## Do this
Find the string "none" in the data, then copy every line where it is found.

(Dataset listings of figures)
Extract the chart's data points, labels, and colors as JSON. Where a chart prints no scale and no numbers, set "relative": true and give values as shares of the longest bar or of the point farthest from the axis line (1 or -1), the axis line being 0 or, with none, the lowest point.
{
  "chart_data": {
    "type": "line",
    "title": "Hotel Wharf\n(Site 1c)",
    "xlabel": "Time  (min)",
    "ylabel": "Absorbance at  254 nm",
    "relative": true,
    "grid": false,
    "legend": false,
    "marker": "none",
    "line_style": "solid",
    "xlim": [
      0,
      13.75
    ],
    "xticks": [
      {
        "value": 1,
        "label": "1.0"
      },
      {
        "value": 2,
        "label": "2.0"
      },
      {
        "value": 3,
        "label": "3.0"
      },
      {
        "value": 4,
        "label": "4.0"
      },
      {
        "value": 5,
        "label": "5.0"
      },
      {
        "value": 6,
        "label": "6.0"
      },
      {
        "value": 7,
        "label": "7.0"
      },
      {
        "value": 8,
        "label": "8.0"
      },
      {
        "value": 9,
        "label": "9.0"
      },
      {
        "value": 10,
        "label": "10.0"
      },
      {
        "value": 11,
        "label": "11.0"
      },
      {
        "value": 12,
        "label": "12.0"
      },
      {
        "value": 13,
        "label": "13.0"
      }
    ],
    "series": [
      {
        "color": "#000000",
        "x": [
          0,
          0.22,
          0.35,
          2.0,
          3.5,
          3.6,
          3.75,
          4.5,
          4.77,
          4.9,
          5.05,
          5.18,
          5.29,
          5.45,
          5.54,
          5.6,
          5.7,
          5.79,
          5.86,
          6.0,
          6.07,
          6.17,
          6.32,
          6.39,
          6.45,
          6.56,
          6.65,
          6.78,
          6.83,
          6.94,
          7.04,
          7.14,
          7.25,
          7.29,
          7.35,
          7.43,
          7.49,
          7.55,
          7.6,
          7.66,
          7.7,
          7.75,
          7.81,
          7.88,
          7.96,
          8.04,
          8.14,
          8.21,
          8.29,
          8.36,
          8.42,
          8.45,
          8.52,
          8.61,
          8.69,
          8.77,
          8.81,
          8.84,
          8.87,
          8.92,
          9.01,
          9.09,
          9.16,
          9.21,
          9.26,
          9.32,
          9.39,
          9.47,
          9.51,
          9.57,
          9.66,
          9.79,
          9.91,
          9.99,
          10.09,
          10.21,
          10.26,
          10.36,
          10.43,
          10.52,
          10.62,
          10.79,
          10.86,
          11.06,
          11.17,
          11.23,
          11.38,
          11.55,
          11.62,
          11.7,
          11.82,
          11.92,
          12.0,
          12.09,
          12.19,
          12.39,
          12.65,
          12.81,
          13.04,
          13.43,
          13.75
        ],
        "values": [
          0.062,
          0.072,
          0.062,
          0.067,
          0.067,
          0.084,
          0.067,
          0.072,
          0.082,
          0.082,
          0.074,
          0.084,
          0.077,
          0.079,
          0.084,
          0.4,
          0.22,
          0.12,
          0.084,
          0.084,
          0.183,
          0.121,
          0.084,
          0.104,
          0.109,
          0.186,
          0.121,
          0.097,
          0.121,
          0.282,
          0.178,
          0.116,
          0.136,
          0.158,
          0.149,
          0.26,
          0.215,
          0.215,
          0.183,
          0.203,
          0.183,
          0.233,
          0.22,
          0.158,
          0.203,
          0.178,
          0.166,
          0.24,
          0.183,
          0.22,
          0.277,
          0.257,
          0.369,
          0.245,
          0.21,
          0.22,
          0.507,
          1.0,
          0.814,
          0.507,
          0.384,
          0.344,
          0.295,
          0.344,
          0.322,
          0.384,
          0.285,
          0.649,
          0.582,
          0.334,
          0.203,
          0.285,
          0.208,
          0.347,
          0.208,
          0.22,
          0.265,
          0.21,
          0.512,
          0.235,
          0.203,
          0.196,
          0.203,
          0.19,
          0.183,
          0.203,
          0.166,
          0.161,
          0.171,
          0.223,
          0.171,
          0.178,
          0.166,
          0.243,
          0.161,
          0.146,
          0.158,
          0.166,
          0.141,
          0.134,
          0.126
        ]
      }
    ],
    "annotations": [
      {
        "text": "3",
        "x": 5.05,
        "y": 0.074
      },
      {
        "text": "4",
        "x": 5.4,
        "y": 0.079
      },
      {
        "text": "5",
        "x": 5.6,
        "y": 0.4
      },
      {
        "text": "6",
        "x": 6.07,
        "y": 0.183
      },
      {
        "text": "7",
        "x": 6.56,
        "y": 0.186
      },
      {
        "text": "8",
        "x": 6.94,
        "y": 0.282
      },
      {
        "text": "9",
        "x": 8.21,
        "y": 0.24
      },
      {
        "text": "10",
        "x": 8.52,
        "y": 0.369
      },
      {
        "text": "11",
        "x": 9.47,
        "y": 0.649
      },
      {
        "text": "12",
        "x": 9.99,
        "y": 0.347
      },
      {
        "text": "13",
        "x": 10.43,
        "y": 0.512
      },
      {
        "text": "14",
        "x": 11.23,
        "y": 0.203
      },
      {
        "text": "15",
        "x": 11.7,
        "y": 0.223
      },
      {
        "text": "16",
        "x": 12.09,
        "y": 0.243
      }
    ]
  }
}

## Exercise response
Extract the chart's data points, labels, and colors as JSON. Where a chart prints no scale and no numbers, set "relative": true and give values as shares of the longest bar or of the point farthest from the axis line (1 or -1), the axis line being 0 or, with none, the lowest point.
    "marker": "none",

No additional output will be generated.